Input data:
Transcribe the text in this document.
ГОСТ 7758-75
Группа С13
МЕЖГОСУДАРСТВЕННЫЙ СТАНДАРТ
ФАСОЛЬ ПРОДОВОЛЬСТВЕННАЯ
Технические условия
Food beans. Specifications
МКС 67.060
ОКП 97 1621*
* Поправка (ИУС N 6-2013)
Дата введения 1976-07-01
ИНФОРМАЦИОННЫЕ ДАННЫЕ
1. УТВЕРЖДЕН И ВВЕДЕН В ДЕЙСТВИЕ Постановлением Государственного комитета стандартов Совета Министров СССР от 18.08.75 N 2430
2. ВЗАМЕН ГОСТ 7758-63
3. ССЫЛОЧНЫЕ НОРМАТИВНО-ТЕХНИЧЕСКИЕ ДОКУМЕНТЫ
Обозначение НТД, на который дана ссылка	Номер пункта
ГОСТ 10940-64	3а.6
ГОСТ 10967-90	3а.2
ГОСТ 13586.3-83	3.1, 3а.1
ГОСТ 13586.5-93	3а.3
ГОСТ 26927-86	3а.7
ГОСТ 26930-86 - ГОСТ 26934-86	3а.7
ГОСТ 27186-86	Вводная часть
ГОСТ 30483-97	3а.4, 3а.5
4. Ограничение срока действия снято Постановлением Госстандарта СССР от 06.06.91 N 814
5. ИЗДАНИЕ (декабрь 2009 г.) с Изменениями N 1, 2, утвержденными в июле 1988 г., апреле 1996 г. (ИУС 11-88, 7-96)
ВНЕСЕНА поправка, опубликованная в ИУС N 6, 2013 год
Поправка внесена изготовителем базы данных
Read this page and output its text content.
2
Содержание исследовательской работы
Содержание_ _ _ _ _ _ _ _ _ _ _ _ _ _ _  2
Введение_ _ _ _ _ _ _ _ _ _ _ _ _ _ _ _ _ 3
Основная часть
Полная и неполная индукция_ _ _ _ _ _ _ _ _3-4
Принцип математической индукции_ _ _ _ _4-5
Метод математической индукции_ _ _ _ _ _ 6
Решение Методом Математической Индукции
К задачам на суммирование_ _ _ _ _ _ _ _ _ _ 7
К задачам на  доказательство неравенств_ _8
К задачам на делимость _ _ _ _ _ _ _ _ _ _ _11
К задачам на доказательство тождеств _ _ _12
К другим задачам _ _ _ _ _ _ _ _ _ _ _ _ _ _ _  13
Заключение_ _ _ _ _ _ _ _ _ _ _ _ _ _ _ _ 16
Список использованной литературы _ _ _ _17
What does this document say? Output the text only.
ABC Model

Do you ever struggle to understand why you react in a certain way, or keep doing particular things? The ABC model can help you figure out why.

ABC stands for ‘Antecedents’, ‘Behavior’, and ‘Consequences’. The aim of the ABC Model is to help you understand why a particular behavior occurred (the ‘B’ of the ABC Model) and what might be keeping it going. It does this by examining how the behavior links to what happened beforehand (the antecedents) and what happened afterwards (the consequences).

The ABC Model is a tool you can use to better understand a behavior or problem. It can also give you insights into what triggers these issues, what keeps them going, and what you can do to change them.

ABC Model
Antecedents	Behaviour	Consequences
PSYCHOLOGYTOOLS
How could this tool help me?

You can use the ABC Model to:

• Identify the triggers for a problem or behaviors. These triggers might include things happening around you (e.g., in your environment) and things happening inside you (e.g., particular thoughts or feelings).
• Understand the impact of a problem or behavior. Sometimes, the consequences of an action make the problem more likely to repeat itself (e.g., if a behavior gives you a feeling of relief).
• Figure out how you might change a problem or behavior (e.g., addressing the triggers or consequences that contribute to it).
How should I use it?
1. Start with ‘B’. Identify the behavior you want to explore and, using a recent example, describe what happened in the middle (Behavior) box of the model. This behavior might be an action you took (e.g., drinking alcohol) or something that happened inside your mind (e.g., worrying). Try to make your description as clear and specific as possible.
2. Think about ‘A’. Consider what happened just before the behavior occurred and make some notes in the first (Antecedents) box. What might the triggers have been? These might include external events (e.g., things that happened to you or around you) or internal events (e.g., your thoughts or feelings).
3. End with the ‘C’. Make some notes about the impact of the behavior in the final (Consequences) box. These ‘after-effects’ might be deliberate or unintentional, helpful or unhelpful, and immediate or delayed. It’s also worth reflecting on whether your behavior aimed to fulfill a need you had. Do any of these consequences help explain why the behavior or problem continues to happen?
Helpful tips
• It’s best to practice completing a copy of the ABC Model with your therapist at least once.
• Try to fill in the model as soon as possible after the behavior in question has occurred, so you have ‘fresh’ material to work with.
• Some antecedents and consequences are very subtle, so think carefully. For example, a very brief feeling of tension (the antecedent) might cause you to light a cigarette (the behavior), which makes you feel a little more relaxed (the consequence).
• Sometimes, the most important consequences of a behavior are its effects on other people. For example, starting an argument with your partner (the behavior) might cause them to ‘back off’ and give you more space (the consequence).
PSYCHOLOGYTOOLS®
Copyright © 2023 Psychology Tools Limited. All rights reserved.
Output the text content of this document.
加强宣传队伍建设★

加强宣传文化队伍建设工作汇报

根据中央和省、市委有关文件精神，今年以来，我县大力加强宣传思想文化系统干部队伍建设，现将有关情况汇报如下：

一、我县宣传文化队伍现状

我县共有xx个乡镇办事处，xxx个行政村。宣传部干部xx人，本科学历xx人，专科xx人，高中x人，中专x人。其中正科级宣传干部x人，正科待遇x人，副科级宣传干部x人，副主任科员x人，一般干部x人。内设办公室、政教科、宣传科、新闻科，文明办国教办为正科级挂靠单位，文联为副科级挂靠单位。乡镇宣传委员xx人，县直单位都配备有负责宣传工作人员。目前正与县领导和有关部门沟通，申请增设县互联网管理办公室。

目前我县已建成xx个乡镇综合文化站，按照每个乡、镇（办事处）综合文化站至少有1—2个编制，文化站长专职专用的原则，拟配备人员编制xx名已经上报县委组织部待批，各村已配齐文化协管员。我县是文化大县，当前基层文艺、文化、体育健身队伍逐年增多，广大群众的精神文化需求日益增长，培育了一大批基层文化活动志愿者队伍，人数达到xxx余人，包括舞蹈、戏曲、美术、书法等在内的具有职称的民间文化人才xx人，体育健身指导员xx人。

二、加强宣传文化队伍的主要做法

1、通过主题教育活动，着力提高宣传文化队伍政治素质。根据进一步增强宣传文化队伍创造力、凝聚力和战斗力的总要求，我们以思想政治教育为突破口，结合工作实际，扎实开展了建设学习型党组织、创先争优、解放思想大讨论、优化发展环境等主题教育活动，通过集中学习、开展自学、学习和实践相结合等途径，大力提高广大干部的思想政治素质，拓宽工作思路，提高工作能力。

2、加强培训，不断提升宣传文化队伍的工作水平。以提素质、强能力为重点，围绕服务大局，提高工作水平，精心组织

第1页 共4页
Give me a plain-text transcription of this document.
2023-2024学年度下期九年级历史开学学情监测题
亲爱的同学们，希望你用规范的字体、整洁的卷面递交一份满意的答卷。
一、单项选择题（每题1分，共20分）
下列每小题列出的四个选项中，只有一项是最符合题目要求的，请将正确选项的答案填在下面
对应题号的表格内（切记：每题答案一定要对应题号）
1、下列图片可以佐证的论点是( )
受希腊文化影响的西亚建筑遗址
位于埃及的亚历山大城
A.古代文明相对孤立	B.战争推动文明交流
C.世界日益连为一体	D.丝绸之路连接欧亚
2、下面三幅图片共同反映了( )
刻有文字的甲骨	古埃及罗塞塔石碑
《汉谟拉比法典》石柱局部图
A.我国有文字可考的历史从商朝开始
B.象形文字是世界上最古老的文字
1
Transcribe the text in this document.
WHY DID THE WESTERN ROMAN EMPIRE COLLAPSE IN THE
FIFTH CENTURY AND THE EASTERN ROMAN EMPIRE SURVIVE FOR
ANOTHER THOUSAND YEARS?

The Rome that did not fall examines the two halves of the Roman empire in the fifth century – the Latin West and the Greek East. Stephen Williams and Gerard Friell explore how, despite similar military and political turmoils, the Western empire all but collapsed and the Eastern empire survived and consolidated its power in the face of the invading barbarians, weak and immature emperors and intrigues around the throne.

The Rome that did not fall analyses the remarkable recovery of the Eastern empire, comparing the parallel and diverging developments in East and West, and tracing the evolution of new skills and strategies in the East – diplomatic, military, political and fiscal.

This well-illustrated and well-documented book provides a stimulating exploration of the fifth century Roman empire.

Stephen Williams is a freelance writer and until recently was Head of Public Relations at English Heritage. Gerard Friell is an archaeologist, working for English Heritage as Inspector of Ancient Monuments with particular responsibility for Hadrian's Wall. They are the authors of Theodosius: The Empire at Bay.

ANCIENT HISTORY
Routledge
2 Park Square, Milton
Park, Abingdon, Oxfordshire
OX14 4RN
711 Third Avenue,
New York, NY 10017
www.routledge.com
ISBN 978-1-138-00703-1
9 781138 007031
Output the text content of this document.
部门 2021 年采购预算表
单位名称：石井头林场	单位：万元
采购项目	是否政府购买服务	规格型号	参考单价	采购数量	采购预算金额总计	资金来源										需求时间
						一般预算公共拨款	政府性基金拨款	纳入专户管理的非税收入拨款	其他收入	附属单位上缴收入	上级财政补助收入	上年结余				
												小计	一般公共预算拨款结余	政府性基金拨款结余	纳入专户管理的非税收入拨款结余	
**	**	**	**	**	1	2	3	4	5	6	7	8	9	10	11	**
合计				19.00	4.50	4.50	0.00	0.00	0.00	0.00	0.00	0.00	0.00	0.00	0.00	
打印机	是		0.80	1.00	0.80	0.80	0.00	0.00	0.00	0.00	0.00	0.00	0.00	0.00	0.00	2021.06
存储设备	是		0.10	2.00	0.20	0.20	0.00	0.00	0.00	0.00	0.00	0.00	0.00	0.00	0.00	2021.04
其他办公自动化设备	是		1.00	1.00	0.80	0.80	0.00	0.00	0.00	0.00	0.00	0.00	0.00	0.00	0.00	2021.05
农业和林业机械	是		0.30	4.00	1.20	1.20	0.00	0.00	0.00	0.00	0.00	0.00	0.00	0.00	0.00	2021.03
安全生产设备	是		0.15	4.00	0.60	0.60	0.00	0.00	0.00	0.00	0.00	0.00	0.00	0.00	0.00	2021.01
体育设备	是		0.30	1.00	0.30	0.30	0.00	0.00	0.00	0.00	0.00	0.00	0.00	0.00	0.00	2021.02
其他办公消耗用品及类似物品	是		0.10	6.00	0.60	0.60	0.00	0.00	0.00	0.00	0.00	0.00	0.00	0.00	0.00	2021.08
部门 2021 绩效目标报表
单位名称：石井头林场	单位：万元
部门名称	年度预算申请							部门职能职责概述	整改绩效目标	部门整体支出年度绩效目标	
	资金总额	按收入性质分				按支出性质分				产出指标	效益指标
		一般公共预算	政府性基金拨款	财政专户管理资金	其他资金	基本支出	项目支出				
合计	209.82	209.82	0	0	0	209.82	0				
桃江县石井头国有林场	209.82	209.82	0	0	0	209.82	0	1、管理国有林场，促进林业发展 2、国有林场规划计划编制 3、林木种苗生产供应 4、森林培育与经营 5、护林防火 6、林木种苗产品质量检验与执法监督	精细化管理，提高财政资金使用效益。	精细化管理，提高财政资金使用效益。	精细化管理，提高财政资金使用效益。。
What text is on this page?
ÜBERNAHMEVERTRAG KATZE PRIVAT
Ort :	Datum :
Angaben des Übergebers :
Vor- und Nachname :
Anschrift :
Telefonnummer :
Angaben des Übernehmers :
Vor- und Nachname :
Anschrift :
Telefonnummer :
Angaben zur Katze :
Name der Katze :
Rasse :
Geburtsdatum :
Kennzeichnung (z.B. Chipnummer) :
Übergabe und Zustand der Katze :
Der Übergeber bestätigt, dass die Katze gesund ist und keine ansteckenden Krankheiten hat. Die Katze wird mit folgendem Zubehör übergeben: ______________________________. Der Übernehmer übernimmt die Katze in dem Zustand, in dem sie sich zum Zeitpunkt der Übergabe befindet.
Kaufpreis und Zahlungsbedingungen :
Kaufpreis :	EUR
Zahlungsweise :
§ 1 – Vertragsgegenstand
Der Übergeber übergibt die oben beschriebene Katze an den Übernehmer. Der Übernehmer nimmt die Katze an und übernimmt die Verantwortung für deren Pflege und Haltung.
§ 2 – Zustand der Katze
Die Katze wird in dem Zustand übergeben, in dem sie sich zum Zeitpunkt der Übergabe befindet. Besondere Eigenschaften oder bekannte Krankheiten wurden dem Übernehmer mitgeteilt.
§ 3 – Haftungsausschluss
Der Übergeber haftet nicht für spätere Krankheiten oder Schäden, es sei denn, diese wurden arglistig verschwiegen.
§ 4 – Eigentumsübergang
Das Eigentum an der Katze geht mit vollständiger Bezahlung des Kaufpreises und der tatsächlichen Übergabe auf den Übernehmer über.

Work instructions:
Say how many lines hold the word "Gerard", giving the number and nothing else.

Written response:
2